Given instruction. Copy out, from the entries below, each line holding the string "before".

Raw records.
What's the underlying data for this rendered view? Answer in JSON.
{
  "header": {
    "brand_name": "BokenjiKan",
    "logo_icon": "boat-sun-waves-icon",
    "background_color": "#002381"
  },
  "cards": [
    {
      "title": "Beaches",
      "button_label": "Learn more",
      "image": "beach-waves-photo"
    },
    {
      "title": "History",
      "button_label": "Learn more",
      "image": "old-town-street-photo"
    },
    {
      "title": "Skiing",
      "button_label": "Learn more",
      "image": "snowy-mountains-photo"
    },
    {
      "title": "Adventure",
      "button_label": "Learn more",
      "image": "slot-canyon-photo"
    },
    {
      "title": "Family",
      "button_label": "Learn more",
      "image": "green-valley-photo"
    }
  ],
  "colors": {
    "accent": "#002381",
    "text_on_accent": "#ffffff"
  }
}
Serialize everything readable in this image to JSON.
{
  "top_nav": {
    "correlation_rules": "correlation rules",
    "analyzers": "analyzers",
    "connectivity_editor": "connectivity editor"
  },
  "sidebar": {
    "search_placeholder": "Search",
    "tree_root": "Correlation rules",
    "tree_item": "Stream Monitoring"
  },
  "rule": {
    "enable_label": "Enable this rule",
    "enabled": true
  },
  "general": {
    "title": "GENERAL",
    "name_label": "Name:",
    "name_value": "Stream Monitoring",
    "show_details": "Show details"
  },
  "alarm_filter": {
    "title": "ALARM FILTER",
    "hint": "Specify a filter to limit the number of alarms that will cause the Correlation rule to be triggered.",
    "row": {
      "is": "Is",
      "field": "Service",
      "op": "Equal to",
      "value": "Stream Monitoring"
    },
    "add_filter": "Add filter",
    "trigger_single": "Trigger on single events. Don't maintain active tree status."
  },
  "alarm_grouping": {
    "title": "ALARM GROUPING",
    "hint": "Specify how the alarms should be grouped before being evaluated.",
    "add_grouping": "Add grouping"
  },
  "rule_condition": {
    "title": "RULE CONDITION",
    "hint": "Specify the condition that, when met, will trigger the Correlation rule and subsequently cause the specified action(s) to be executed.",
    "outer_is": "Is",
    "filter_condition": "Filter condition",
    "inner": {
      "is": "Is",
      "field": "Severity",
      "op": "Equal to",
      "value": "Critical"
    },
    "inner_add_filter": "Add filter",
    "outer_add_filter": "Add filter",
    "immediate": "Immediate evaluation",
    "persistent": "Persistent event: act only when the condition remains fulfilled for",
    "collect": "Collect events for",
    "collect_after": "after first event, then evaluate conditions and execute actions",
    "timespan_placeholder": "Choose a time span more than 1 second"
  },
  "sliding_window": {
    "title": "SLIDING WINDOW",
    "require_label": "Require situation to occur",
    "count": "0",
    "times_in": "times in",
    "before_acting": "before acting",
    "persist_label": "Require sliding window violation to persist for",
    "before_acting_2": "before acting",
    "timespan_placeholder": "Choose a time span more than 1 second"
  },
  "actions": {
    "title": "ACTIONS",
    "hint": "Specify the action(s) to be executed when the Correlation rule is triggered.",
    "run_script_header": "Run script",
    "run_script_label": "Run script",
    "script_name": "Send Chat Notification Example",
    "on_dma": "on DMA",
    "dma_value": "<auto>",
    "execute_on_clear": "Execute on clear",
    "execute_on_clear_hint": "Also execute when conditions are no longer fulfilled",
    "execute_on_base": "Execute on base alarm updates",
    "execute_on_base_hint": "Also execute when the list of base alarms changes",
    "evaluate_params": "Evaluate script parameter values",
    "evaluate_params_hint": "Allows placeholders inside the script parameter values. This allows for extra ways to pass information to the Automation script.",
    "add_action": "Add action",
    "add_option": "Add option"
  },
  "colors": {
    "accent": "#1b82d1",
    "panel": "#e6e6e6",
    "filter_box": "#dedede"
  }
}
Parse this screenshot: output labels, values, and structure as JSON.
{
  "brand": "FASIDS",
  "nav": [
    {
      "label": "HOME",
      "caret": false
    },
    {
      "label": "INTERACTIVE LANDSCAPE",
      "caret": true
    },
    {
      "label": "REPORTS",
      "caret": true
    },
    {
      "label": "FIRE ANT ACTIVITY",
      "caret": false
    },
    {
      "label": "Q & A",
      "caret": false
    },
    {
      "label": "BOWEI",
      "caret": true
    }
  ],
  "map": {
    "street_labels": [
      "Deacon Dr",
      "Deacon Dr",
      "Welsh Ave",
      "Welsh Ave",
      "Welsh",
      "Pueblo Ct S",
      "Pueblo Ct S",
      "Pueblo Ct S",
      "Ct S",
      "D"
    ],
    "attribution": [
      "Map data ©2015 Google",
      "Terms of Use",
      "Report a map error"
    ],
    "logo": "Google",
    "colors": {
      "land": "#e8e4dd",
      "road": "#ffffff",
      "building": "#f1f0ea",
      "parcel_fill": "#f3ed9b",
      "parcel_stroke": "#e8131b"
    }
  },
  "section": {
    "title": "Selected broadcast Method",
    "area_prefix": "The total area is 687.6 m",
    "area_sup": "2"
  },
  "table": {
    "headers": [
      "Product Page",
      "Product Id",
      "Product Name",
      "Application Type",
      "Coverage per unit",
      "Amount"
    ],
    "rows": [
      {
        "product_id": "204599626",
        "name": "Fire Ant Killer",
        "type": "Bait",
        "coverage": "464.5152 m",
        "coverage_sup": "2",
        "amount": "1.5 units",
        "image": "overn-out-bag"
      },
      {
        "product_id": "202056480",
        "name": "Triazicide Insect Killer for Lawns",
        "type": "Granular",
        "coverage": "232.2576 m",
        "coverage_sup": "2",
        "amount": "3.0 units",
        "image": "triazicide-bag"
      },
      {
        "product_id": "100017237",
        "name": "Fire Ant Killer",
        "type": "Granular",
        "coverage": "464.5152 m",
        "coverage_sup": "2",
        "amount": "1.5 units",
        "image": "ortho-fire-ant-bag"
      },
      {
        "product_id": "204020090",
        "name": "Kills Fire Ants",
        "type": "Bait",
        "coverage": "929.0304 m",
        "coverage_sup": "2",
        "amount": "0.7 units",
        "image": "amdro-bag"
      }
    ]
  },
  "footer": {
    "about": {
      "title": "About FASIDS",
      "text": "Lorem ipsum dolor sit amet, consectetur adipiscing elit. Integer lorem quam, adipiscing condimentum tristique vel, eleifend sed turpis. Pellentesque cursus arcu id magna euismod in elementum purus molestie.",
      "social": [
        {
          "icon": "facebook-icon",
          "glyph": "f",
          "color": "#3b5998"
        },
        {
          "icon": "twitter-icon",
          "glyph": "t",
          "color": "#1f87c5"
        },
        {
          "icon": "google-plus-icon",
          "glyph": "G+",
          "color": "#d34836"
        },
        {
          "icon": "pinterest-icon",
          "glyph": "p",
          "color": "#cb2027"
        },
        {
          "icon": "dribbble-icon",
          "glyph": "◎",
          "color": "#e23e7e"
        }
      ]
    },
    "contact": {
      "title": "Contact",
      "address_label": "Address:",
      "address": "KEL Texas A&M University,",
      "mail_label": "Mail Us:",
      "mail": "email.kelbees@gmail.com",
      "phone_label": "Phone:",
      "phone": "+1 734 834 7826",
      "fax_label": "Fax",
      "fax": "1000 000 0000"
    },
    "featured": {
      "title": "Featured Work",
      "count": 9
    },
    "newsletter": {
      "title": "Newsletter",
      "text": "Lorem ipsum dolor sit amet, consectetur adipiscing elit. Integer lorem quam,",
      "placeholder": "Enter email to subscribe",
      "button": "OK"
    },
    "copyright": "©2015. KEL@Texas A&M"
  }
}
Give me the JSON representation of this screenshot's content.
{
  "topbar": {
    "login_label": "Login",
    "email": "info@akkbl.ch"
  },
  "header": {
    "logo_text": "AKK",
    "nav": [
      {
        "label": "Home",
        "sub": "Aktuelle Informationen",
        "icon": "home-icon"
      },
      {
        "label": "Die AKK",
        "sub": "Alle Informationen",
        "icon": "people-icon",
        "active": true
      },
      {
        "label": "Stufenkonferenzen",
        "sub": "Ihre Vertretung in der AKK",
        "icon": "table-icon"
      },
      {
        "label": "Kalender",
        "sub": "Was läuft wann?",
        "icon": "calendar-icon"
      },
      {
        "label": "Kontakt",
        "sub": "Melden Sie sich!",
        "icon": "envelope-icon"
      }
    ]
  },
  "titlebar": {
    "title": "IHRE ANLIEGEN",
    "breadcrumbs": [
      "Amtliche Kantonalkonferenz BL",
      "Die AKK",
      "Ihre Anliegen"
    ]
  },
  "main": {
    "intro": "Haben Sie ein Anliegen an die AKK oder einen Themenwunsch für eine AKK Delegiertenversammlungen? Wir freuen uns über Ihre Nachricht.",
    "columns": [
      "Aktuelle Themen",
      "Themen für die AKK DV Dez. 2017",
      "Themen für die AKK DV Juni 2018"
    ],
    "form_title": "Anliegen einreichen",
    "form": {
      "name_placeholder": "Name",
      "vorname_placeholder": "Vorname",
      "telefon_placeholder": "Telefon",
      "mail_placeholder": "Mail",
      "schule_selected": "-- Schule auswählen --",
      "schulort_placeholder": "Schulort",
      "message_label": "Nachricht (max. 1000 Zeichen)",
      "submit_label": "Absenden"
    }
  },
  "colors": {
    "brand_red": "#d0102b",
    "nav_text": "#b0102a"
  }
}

The output.
    "hint": "Specify how the alarms should be grouped before being evaluated.",
    "before_acting": "before acting",
    "before_acting_2": "before acting",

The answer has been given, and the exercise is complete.